### Problem
Print the listing below in its entirety, character for character.

### Provided data
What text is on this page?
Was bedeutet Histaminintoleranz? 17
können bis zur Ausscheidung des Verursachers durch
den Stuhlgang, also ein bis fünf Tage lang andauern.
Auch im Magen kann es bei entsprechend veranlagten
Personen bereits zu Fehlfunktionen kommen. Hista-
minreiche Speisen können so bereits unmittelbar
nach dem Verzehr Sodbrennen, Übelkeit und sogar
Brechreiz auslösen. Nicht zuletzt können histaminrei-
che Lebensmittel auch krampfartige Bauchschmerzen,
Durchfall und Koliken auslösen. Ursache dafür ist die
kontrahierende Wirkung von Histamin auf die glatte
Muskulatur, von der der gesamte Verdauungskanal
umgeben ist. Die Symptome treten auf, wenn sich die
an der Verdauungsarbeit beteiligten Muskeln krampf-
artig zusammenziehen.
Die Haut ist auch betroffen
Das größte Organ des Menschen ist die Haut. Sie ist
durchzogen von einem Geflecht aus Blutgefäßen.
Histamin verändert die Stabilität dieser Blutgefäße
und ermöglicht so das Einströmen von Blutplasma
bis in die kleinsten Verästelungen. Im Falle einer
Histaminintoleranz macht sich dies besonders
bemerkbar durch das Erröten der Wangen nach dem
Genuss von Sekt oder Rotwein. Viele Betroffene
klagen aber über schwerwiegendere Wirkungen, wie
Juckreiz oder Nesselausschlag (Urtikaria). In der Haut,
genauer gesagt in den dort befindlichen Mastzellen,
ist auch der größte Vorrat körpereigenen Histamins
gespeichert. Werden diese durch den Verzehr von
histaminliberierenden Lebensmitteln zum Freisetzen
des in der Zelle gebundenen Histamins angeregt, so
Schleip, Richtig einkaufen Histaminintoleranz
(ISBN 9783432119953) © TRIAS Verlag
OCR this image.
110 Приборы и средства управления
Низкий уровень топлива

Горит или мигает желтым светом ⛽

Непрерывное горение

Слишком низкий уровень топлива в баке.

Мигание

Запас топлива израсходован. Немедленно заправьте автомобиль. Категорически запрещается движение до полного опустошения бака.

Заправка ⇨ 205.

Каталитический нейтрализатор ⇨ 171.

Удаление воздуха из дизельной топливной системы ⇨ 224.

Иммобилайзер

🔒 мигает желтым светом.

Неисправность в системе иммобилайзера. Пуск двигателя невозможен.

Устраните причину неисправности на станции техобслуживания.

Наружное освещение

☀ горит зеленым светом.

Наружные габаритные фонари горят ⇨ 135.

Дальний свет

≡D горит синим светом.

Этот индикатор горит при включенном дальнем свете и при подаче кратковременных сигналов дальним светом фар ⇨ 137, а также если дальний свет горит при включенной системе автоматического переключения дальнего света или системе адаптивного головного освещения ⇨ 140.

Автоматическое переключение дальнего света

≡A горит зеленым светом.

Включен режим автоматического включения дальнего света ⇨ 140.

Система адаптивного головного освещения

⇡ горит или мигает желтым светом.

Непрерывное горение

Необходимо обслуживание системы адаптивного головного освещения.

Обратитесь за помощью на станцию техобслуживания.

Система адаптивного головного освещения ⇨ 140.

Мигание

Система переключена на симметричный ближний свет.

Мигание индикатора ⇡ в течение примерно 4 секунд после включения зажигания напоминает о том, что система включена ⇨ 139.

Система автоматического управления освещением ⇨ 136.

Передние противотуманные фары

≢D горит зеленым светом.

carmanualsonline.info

### Correct answer
What text is on this page?
Was bedeutet Histaminintoleranz? 17
können bis zur Ausscheidung des Verursachers durch
den Stuhlgang, also ein bis fünf Tage lang andauern.
Auch im Magen kann es bei entsprechend veranlagten
Personen bereits zu Fehlfunktionen kommen. Hista-
minreiche Speisen können so bereits unmittelbar
nach dem Verzehr Sodbrennen, Übelkeit und sogar
Brechreiz auslösen. Nicht zuletzt können histaminrei-
che Lebensmittel auch krampfartige Bauchschmerzen,
Durchfall und Koliken auslösen. Ursache dafür ist die
kontrahierende Wirkung von Histamin auf die glatte
Muskulatur, von der der gesamte Verdauungskanal
umgeben ist. Die Symptome treten auf, wenn sich die
an der Verdauungsarbeit beteiligten Muskeln krampf-
artig zusammenziehen.
Die Haut ist auch betroffen
Das größte Organ des Menschen ist die Haut. Sie ist
durchzogen von einem Geflecht aus Blutgefäßen.
Histamin verändert die Stabilität dieser Blutgefäße
und ermöglicht so das Einströmen von Blutplasma
bis in die kleinsten Verästelungen. Im Falle einer
Histaminintoleranz macht sich dies besonders
bemerkbar durch das Erröten der Wangen nach dem
Genuss von Sekt oder Rotwein. Viele Betroffene
klagen aber über schwerwiegendere Wirkungen, wie
Juckreiz oder Nesselausschlag (Urtikaria). In der Haut,
genauer gesagt in den dort befindlichen Mastzellen,
ist auch der größte Vorrat körpereigenen Histamins
gespeichert. Werden diese durch den Verzehr von
histaminliberierenden Lebensmitteln zum Freisetzen
des in der Zelle gebundenen Histamins angeregt, so
Schleip, Richtig einkaufen Histaminintoleranz
(ISBN 9783432119953) © TRIAS Verlag
OCR this image.
110 Приборы и средства управления
Низкий уровень топлива

Горит или мигает желтым светом ⛽

Непрерывное горение

Слишком низкий уровень топлива в баке.

Мигание

Запас топлива израсходован. Немедленно заправьте автомобиль. Категорически запрещается движение до полного опустошения бака.

Заправка ⇨ 205.

Каталитический нейтрализатор ⇨ 171.

Удаление воздуха из дизельной топливной системы ⇨ 224.

Иммобилайзер

🔒 мигает желтым светом.

Неисправность в системе иммобилайзера. Пуск двигателя невозможен.

Устраните причину неисправности на станции техобслуживания.

Наружное освещение

☀ горит зеленым светом.

Наружные габаритные фонари горят ⇨ 135.

Дальний свет

≡D горит синим светом.

Этот индикатор горит при включенном дальнем свете и при подаче кратковременных сигналов дальним светом фар ⇨ 137, а также если дальний свет горит при включенной системе автоматического переключения дальнего света или системе адаптивного головного освещения ⇨ 140.

Автоматическое переключение дальнего света

≡A горит зеленым светом.

Включен режим автоматического включения дальнего света ⇨ 140.

Система адаптивного головного освещения

⇡ горит или мигает желтым светом.

Непрерывное горение

Необходимо обслуживание системы адаптивного головного освещения.

Обратитесь за помощью на станцию техобслуживания.

Система адаптивного головного освещения ⇨ 140.

Мигание

Система переключена на симметричный ближний свет.

Мигание индикатора ⇡ в течение примерно 4 секунд после включения зажигания напоминает о том, что система включена ⇨ 139.

Система автоматического управления освещением ⇨ 136.

Передние противотуманные фары

≢D горит зеленым светом.

carmanualsonline.info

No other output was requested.